■ CHALLENGE ■
Give the entries back exactly, dropping each image.

[begin EXTRACTED INFORMATION]

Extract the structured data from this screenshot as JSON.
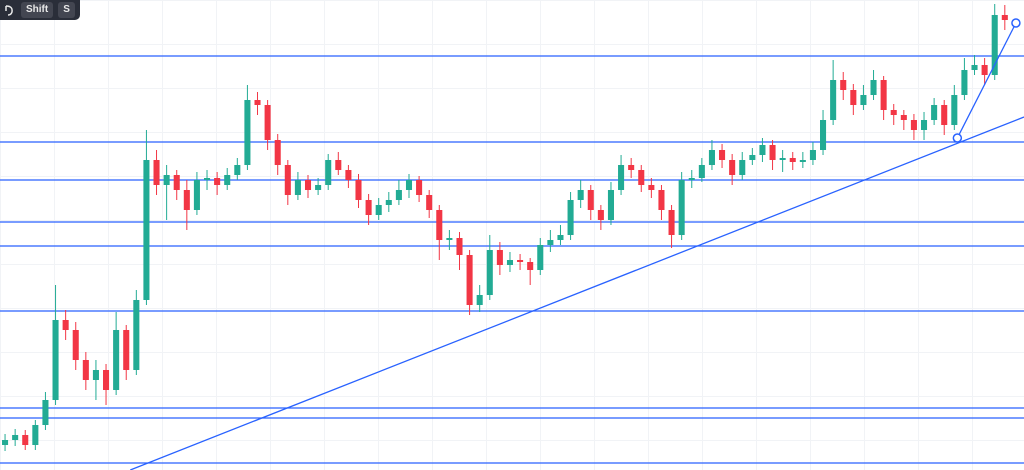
{
  "toolbar": {
    "keys": [
      "Shift",
      "S"
    ]
  },
  "chart_data": {
    "type": "candlestick",
    "up_color": "#22ab94",
    "down_color": "#f23645",
    "line_color": "#2962ff",
    "xlim": [
      -0.5,
      100.9
    ],
    "ylim": [
      0,
      470
    ],
    "candles": [
      [
        25,
        36,
        19,
        30
      ],
      [
        30,
        41,
        24,
        35
      ],
      [
        35,
        40,
        20,
        25
      ],
      [
        25,
        50,
        20,
        45
      ],
      [
        45,
        78,
        40,
        70
      ],
      [
        70,
        185,
        65,
        150
      ],
      [
        150,
        160,
        130,
        140
      ],
      [
        140,
        148,
        100,
        110
      ],
      [
        110,
        118,
        80,
        90
      ],
      [
        90,
        110,
        70,
        100
      ],
      [
        100,
        106,
        65,
        80
      ],
      [
        80,
        158,
        75,
        140
      ],
      [
        140,
        145,
        90,
        100
      ],
      [
        100,
        180,
        95,
        170
      ],
      [
        170,
        340,
        165,
        310
      ],
      [
        310,
        320,
        275,
        285
      ],
      [
        285,
        305,
        250,
        295
      ],
      [
        295,
        300,
        270,
        280
      ],
      [
        280,
        290,
        240,
        260
      ],
      [
        260,
        298,
        255,
        290
      ],
      [
        290,
        300,
        280,
        292
      ],
      [
        292,
        298,
        275,
        285
      ],
      [
        285,
        302,
        280,
        295
      ],
      [
        295,
        312,
        290,
        305
      ],
      [
        305,
        385,
        300,
        370
      ],
      [
        370,
        378,
        355,
        365
      ],
      [
        365,
        370,
        320,
        330
      ],
      [
        330,
        336,
        295,
        305
      ],
      [
        305,
        310,
        265,
        275
      ],
      [
        275,
        298,
        270,
        290
      ],
      [
        290,
        295,
        272,
        280
      ],
      [
        280,
        292,
        275,
        285
      ],
      [
        285,
        316,
        280,
        310
      ],
      [
        310,
        318,
        295,
        300
      ],
      [
        300,
        305,
        282,
        290
      ],
      [
        290,
        296,
        262,
        270
      ],
      [
        270,
        276,
        245,
        255
      ],
      [
        255,
        272,
        250,
        265
      ],
      [
        265,
        278,
        258,
        270
      ],
      [
        270,
        290,
        265,
        280
      ],
      [
        280,
        296,
        272,
        290
      ],
      [
        290,
        294,
        268,
        275
      ],
      [
        275,
        280,
        252,
        260
      ],
      [
        260,
        265,
        210,
        230
      ],
      [
        230,
        240,
        220,
        232
      ],
      [
        232,
        238,
        200,
        215
      ],
      [
        215,
        220,
        155,
        165
      ],
      [
        165,
        185,
        158,
        175
      ],
      [
        175,
        235,
        170,
        220
      ],
      [
        220,
        228,
        195,
        205
      ],
      [
        205,
        218,
        198,
        210
      ],
      [
        210,
        216,
        200,
        208
      ],
      [
        208,
        212,
        185,
        200
      ],
      [
        200,
        232,
        195,
        225
      ],
      [
        225,
        240,
        218,
        230
      ],
      [
        230,
        245,
        225,
        235
      ],
      [
        235,
        278,
        230,
        270
      ],
      [
        270,
        290,
        262,
        280
      ],
      [
        280,
        285,
        250,
        260
      ],
      [
        260,
        265,
        240,
        250
      ],
      [
        250,
        288,
        245,
        280
      ],
      [
        280,
        315,
        275,
        305
      ],
      [
        305,
        312,
        292,
        300
      ],
      [
        300,
        305,
        278,
        285
      ],
      [
        285,
        292,
        272,
        280
      ],
      [
        280,
        285,
        250,
        260
      ],
      [
        260,
        265,
        222,
        235
      ],
      [
        235,
        298,
        230,
        290
      ],
      [
        290,
        300,
        282,
        292
      ],
      [
        292,
        312,
        288,
        305
      ],
      [
        305,
        330,
        300,
        320
      ],
      [
        320,
        326,
        302,
        310
      ],
      [
        310,
        316,
        285,
        295
      ],
      [
        295,
        318,
        290,
        310
      ],
      [
        310,
        322,
        305,
        315
      ],
      [
        315,
        332,
        308,
        325
      ],
      [
        325,
        330,
        300,
        310
      ],
      [
        310,
        320,
        298,
        312
      ],
      [
        312,
        318,
        300,
        308
      ],
      [
        308,
        318,
        302,
        310
      ],
      [
        310,
        328,
        305,
        320
      ],
      [
        320,
        360,
        315,
        350
      ],
      [
        350,
        410,
        345,
        390
      ],
      [
        390,
        398,
        370,
        380
      ],
      [
        380,
        386,
        355,
        365
      ],
      [
        365,
        385,
        360,
        375
      ],
      [
        375,
        400,
        370,
        390
      ],
      [
        390,
        394,
        350,
        360
      ],
      [
        360,
        366,
        345,
        355
      ],
      [
        355,
        360,
        340,
        350
      ],
      [
        350,
        356,
        330,
        340
      ],
      [
        340,
        358,
        330,
        350
      ],
      [
        350,
        372,
        345,
        365
      ],
      [
        365,
        370,
        335,
        345
      ],
      [
        345,
        385,
        340,
        375
      ],
      [
        375,
        412,
        370,
        400
      ],
      [
        400,
        415,
        395,
        405
      ],
      [
        405,
        412,
        385,
        395
      ],
      [
        395,
        466,
        390,
        455
      ],
      [
        455,
        465,
        440,
        450
      ]
    ],
    "levels": [
      414,
      328,
      290,
      248,
      224,
      159,
      62,
      52,
      7
    ],
    "trendlines": [
      {
        "x": [
          12.4,
          100.9
        ],
        "y": [
          0,
          353
        ],
        "handles": false
      },
      {
        "x": [
          94.3,
          100.1
        ],
        "y": [
          332,
          447
        ],
        "handles": true
      }
    ]
  }
}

[end EXTRACTED INFORMATION]

■ EXERCISE OUTPUT ■
Extract the structured data from this screenshot as JSON.
{
  "toolbar": {
    "keys": [
      "Shift",
      "S"
    ]
  },
  "chart_data": {
    "type": "candlestick",
    "up_color": "#22ab94",
    "down_color": "#f23645",
    "line_color": "#2962ff",
    "xlim": [
      -0.5,
      100.9
    ],
    "ylim": [
      0,
      470
    ],
    "candles": [
      [
        25,
        36,
        19,
        30
      ],
      [
        30,
        41,
        24,
        35
      ],
      [
        35,
        40,
        20,
        25
      ],
      [
        25,
        50,
        20,
        45
      ],
      [
        45,
        78,
        40,
        70
      ],
      [
        70,
        185,
        65,
        150
      ],
      [
        150,
        160,
        130,
        140
      ],
      [
        140,
        148,
        100,
        110
      ],
      [
        110,
        118,
        80,
        90
      ],
      [
        90,
        110,
        70,
        100
      ],
      [
        100,
        106,
        65,
        80
      ],
      [
        80,
        158,
        75,
        140
      ],
      [
        140,
        145,
        90,
        100
      ],
      [
        100,
        180,
        95,
        170
      ],
      [
        170,
        340,
        165,
        310
      ],
      [
        310,
        320,
        275,
        285
      ],
      [
        285,
        305,
        250,
        295
      ],
      [
        295,
        300,
        270,
        280
      ],
      [
        280,
        290,
        240,
        260
      ],
      [
        260,
        298,
        255,
        290
      ],
      [
        290,
        300,
        280,
        292
      ],
      [
        292,
        298,
        275,
        285
      ],
      [
        285,
        302,
        280,
        295
      ],
      [
        295,
        312,
        290,
        305
      ],
      [
        305,
        385,
        300,
        370
      ],
      [
        370,
        378,
        355,
        365
      ],
      [
        365,
        370,
        320,
        330
      ],
      [
        330,
        336,
        295,
        305
      ],
      [
        305,
        310,
        265,
        275
      ],
      [
        275,
        298,
        270,
        290
      ],
      [
        290,
        295,
        272,
        280
      ],
      [
        280,
        292,
        275,
        285
      ],
      [
        285,
        316,
        280,
        310
      ],
      [
        310,
        318,
        295,
        300
      ],
      [
        300,
        305,
        282,
        290
      ],
      [
        290,
        296,
        262,
        270
      ],
      [
        270,
        276,
        245,
        255
      ],
      [
        255,
        272,
        250,
        265
      ],
      [
        265,
        278,
        258,
        270
      ],
      [
        270,
        290,
        265,
        280
      ],
      [
        280,
        296,
        272,
        290
      ],
      [
        290,
        294,
        268,
        275
      ],
      [
        275,
        280,
        252,
        260
      ],
      [
        260,
        265,
        210,
        230
      ],
      [
        230,
        240,
        220,
        232
      ],
      [
        232,
        238,
        200,
        215
      ],
      [
        215,
        220,
        155,
        165
      ],
      [
        165,
        185,
        158,
        175
      ],
      [
        175,
        235,
        170,
        220
      ],
      [
        220,
        228,
        195,
        205
      ],
      [
        205,
        218,
        198,
        210
      ],
      [
        210,
        216,
        200,
        208
      ],
      [
        208,
        212,
        185,
        200
      ],
      [
        200,
        232,
        195,
        225
      ],
      [
        225,
        240,
        218,
        230
      ],
      [
        230,
        245,
        225,
        235
      ],
      [
        235,
        278,
        230,
        270
      ],
      [
        270,
        290,
        262,
        280
      ],
      [
        280,
        285,
        250,
        260
      ],
      [
        260,
        265,
        240,
        250
      ],
      [
        250,
        288,
        245,
        280
      ],
      [
        280,
        315,
        275,
        305
      ],
      [
        305,
        312,
        292,
        300
      ],
      [
        300,
        305,
        278,
        285
      ],
      [
        285,
        292,
        272,
        280
      ],
      [
        280,
        285,
        250,
        260
      ],
      [
        260,
        265,
        222,
        235
      ],
      [
        235,
        298,
        230,
        290
      ],
      [
        290,
        300,
        282,
        292
      ],
      [
        292,
        312,
        288,
        305
      ],
      [
        305,
        330,
        300,
        320
      ],
      [
        320,
        326,
        302,
        310
      ],
      [
        310,
        316,
        285,
        295
      ],
      [
        295,
        318,
        290,
        310
      ],
      [
        310,
        322,
        305,
        315
      ],
      [
        315,
        332,
        308,
        325
      ],
      [
        325,
        330,
        300,
        310
      ],
      [
        310,
        320,
        298,
        312
      ],
      [
        312,
        318,
        300,
        308
      ],
      [
        308,
        318,
        302,
        310
      ],
      [
        310,
        328,
        305,
        320
      ],
      [
        320,
        360,
        315,
        350
      ],
      [
        350,
        410,
        345,
        390
      ],
      [
        390,
        398,
        370,
        380
      ],
      [
        380,
        386,
        355,
        365
      ],
      [
        365,
        385,
        360,
        375
      ],
      [
        375,
        400,
        370,
        390
      ],
      [
        390,
        394,
        350,
        360
      ],
      [
        360,
        366,
        345,
        355
      ],
      [
        355,
        360,
        340,
        350
      ],
      [
        350,
        356,
        330,
        340
      ],
      [
        340,
        358,
        330,
        350
      ],
      [
        350,
        372,
        345,
        365
      ],
      [
        365,
        370,
        335,
        345
      ],
      [
        345,
        385,
        340,
        375
      ],
      [
        375,
        412,
        370,
        400
      ],
      [
        400,
        415,
        395,
        405
      ],
      [
        405,
        412,
        385,
        395
      ],
      [
        395,
        466,
        390,
        455
      ],
      [
        455,
        465,
        440,
        450
      ]
    ],
    "levels": [
      414,
      328,
      290,
      248,
      224,
      159,
      62,
      52,
      7
    ],
    "trendlines": [
      {
        "x": [
          12.4,
          100.9
        ],
        "y": [
          0,
          353
        ],
        "handles": false
      },
      {
        "x": [
          94.3,
          100.1
        ],
        "y": [
          332,
          447
        ],
        "handles": true
      }
    ]
  }
}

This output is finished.